(Saved entries)
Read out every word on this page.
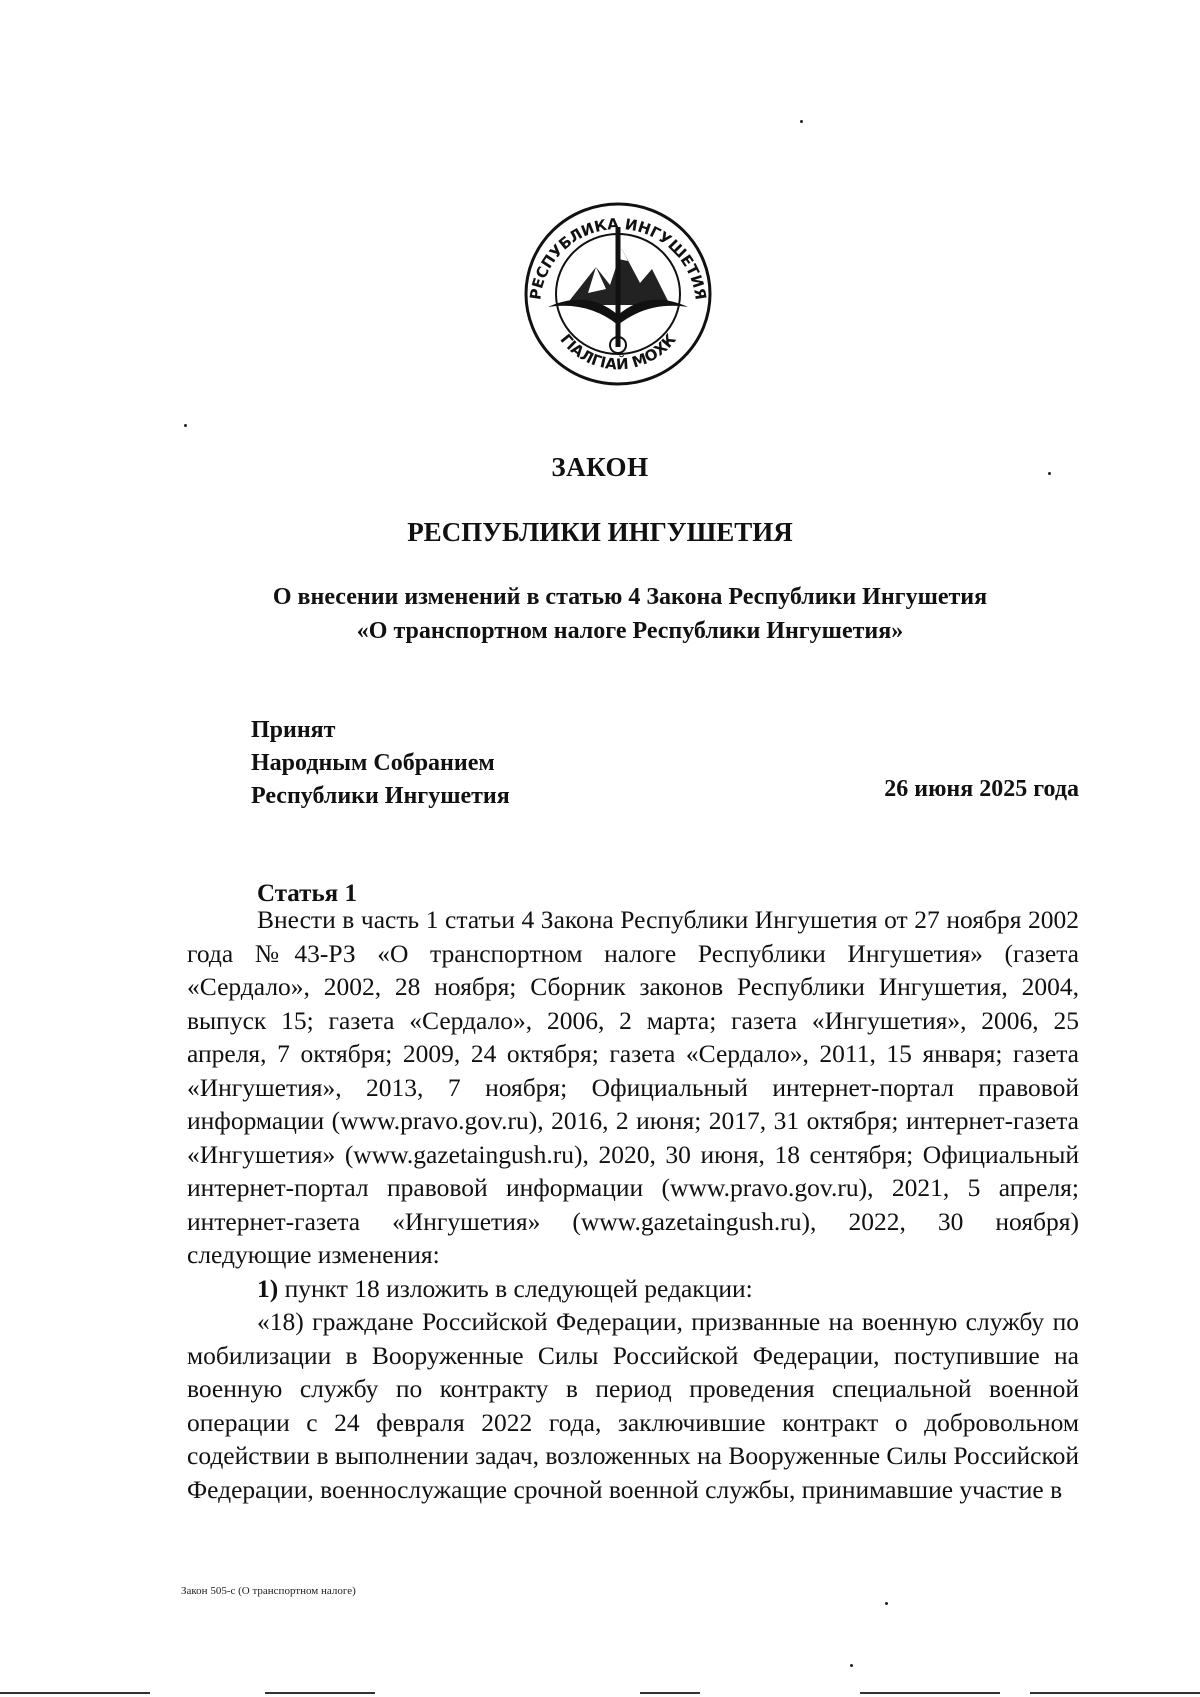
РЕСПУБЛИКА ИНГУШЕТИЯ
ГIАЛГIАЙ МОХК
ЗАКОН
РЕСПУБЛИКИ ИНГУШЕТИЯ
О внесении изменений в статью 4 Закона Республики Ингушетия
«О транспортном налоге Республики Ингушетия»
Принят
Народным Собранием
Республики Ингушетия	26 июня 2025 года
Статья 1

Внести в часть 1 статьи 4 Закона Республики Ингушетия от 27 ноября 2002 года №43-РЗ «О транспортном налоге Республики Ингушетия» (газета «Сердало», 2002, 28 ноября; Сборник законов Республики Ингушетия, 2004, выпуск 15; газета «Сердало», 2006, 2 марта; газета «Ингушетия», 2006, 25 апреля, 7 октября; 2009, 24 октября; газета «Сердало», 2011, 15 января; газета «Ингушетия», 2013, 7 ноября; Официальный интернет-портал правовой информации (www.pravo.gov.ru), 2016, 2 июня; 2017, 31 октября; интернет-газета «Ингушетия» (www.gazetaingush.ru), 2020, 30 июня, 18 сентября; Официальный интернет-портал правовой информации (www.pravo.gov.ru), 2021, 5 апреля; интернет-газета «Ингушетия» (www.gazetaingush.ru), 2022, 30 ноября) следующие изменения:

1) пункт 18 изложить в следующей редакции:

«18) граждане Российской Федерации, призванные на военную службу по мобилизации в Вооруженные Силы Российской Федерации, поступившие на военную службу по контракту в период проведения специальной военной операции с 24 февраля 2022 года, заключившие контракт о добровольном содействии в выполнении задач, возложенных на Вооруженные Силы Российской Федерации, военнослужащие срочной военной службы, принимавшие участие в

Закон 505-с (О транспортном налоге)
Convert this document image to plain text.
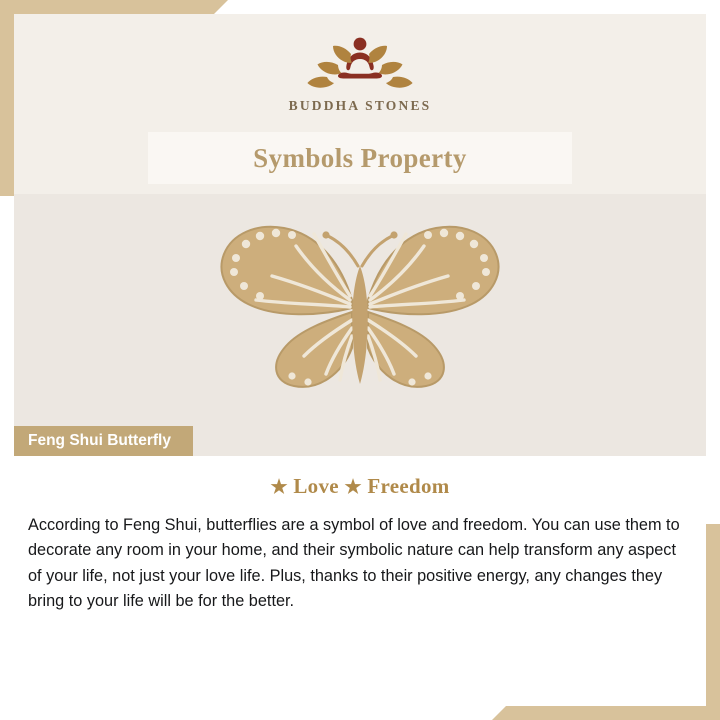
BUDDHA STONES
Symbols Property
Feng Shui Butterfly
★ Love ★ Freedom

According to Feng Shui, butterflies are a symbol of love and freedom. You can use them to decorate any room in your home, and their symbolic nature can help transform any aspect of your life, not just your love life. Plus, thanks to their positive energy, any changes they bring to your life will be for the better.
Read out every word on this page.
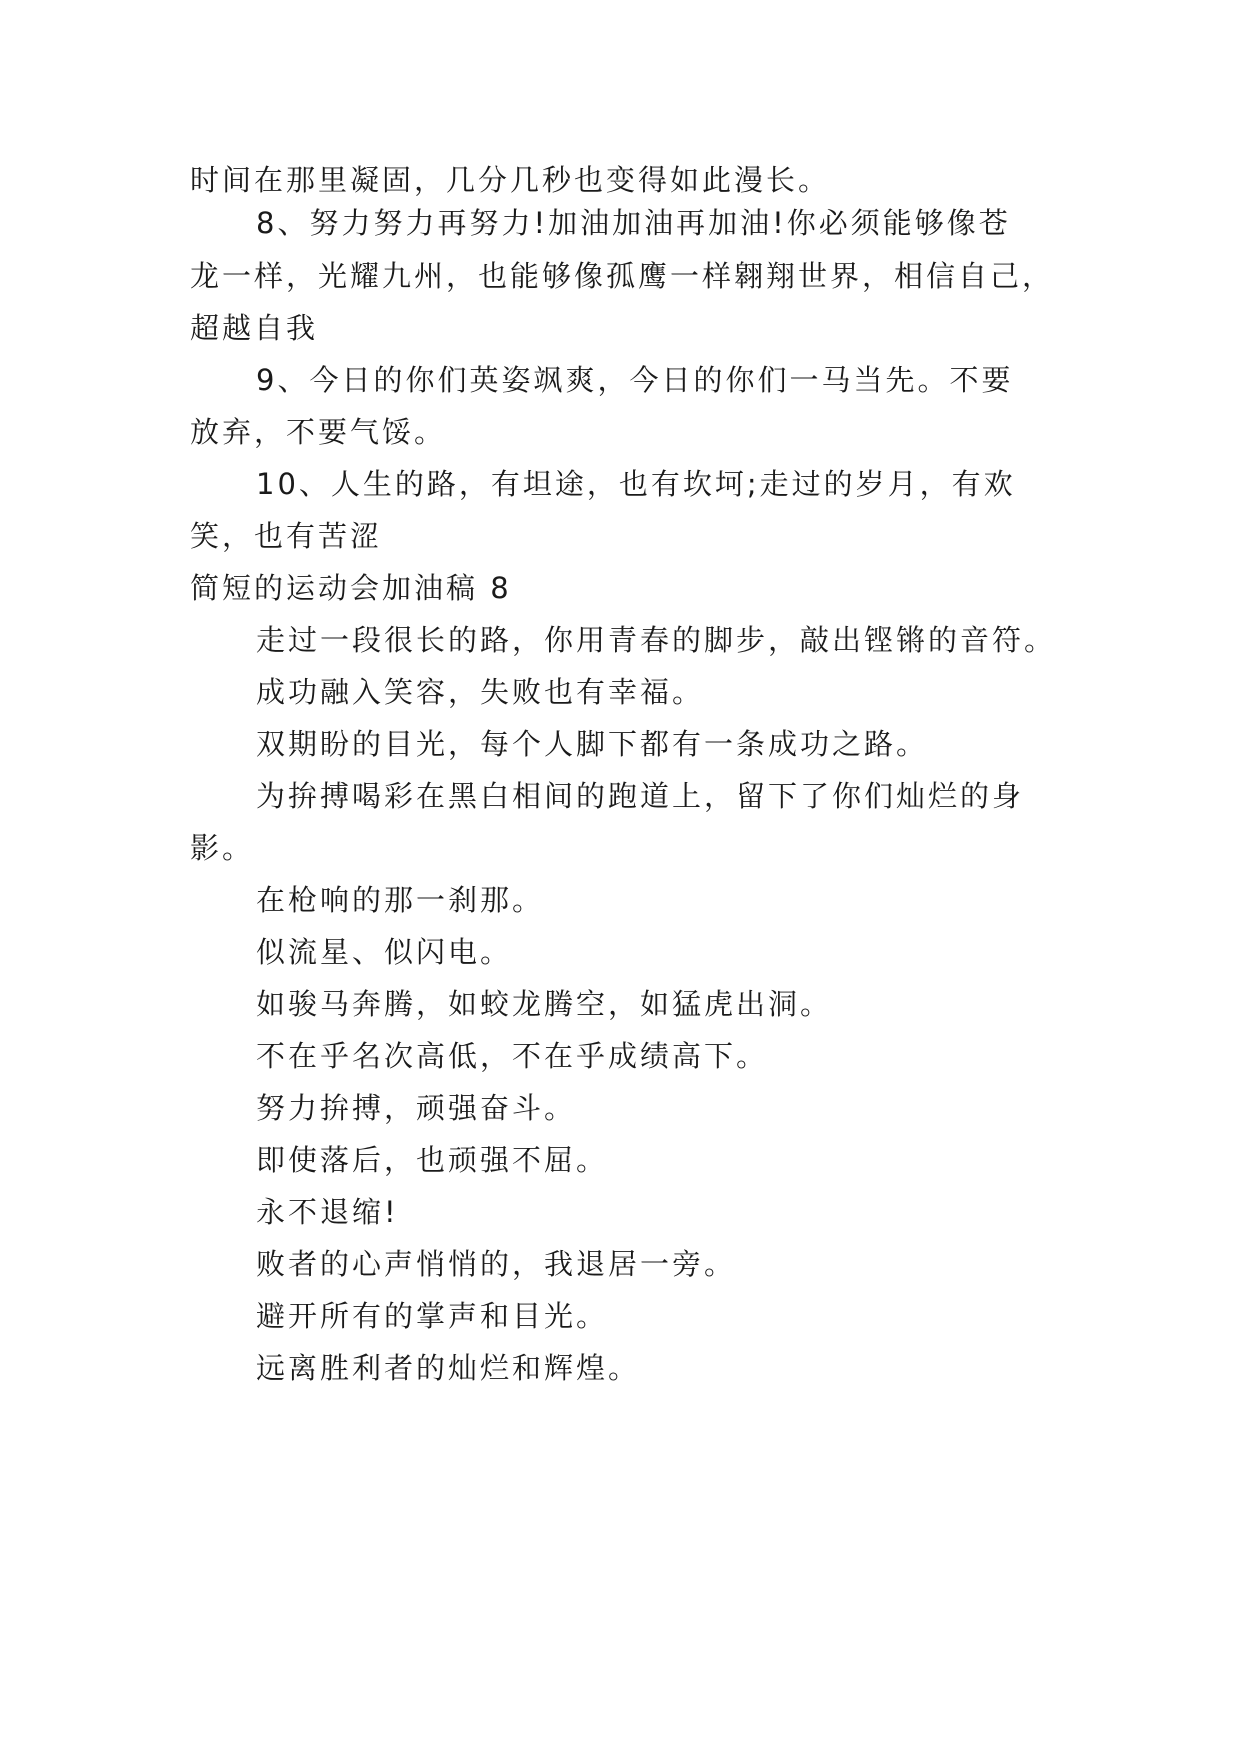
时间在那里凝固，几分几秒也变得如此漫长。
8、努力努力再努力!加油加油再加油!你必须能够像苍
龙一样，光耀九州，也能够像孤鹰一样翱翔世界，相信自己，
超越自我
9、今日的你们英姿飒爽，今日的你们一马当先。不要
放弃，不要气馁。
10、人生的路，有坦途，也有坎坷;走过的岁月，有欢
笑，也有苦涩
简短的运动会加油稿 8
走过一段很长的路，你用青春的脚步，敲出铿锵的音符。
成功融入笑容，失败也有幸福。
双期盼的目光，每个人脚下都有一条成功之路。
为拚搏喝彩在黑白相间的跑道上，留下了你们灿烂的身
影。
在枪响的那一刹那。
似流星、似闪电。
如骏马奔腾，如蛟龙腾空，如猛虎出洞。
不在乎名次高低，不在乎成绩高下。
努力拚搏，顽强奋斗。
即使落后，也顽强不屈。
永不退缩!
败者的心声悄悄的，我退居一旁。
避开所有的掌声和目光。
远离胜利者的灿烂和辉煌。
* * *
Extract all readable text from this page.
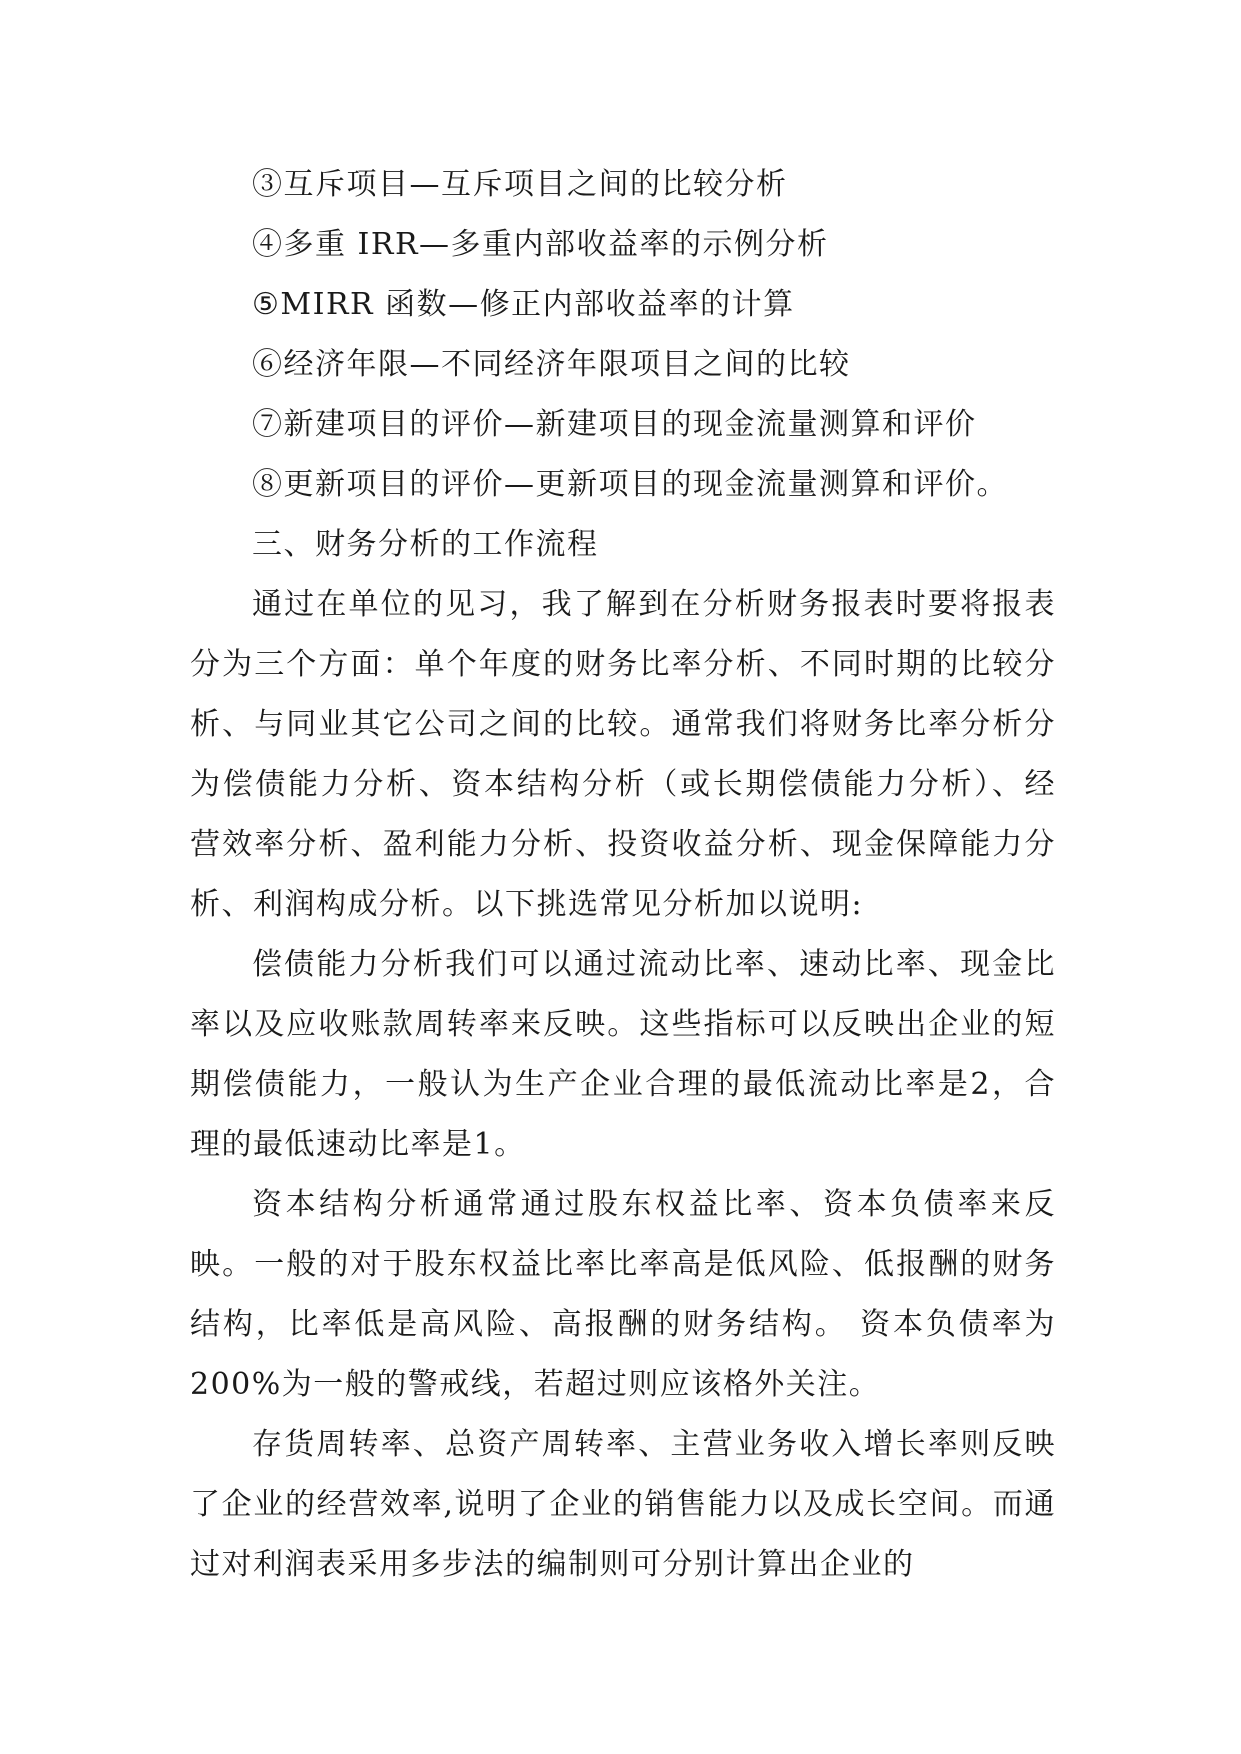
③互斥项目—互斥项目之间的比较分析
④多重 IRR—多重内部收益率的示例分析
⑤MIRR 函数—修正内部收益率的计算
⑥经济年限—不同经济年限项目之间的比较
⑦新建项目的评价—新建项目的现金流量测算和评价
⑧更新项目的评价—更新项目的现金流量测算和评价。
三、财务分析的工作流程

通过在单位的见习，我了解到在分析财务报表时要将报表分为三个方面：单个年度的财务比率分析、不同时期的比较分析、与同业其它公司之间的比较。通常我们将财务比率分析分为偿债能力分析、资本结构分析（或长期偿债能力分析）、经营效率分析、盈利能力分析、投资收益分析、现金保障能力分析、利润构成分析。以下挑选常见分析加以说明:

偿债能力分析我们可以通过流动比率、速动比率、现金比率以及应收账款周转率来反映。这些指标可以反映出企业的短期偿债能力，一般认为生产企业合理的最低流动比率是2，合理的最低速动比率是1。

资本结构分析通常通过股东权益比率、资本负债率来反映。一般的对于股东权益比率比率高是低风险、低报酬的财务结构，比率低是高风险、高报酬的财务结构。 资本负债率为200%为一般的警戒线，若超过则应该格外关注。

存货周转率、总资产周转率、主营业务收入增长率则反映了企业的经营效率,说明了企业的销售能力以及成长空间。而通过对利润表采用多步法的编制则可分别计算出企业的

[PROMPT] In the listing above, locate each line with "this" and copy it.

[REPLY TO THE TASK]
Read out every word on this page.
Convert this document image to plain text.
Read out every word on this page.
Extract all readable text from this page.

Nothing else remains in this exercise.